▶ [DATASET EXTRACT]:
## Start

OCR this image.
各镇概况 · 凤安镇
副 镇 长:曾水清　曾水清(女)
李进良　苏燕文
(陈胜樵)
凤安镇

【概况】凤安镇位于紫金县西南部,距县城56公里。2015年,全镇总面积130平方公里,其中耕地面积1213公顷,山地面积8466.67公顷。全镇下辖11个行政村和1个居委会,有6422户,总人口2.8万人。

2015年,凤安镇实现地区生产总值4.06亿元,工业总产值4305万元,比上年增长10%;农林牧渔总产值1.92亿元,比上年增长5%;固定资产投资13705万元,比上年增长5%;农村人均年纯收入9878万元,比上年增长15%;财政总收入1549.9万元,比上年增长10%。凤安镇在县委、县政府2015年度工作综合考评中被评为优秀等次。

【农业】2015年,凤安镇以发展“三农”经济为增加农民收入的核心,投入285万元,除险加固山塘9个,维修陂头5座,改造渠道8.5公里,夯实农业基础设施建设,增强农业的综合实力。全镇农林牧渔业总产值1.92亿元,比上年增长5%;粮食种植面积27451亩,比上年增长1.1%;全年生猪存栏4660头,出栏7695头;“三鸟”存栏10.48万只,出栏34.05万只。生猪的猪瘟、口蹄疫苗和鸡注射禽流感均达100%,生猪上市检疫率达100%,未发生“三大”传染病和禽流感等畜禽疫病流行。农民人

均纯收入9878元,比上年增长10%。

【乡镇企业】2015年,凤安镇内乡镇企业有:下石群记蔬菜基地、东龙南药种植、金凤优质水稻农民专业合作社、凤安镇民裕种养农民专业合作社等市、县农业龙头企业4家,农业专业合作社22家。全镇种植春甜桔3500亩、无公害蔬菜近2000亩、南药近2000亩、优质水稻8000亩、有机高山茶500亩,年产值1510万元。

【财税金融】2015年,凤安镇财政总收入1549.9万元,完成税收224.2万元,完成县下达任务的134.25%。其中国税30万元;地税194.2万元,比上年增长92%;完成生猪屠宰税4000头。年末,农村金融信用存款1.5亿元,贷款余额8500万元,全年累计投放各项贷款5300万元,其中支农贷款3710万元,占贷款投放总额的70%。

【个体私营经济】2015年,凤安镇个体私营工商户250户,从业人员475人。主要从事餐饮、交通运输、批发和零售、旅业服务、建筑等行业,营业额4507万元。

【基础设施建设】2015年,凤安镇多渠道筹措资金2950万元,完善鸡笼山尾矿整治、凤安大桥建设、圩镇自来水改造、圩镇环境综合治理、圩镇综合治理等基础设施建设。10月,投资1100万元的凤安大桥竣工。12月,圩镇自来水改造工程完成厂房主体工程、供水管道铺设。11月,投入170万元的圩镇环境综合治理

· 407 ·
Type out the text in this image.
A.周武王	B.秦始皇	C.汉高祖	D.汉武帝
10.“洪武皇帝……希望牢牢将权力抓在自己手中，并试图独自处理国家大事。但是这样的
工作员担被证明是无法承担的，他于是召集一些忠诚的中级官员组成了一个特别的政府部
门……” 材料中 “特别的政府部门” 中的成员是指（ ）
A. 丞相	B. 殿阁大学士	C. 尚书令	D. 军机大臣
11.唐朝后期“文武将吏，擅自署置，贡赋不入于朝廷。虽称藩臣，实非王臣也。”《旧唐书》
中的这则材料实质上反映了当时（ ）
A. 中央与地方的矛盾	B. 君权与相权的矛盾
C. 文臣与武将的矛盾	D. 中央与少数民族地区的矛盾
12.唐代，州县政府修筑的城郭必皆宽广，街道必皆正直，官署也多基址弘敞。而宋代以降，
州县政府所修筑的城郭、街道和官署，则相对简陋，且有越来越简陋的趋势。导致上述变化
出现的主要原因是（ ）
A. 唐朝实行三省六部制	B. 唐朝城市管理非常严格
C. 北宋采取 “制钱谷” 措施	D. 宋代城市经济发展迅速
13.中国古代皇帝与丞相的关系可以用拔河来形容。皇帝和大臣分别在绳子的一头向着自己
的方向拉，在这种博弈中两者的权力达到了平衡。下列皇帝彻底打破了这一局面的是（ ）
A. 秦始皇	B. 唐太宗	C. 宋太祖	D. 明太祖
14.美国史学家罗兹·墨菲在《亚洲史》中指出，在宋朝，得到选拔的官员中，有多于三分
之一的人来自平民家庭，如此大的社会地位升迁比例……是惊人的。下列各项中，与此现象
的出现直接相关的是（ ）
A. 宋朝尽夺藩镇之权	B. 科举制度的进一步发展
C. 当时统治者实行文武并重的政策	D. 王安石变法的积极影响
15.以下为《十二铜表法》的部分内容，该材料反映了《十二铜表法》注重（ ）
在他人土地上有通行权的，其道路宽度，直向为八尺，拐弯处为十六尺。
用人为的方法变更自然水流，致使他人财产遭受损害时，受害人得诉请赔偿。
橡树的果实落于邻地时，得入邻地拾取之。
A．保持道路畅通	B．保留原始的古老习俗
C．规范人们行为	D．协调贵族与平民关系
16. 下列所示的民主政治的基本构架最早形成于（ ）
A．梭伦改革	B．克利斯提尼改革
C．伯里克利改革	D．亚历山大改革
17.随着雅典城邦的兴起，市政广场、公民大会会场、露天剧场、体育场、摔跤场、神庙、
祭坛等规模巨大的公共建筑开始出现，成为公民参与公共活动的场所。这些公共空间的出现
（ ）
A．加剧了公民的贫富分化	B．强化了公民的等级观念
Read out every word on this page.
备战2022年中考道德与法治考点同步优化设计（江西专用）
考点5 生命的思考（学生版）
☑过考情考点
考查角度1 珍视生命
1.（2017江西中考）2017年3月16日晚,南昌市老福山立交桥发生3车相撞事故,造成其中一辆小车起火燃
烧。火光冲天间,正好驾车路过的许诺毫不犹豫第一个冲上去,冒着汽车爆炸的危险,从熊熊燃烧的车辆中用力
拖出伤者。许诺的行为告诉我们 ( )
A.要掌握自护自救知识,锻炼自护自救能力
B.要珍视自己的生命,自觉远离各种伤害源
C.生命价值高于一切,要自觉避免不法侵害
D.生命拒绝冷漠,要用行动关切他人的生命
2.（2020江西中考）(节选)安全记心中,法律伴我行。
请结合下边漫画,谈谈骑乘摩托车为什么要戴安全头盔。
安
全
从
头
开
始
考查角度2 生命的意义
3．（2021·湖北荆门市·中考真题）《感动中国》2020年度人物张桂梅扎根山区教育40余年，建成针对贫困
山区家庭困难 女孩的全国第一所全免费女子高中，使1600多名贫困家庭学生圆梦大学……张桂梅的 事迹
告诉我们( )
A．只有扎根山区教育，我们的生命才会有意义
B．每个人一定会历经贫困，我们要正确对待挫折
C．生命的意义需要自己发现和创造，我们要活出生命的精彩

## End

▶ [AIM]: Some lines of the data above may hold the word "this"; report how many do, and nothing else.

▶ [EXERCISE ANSWER]: 3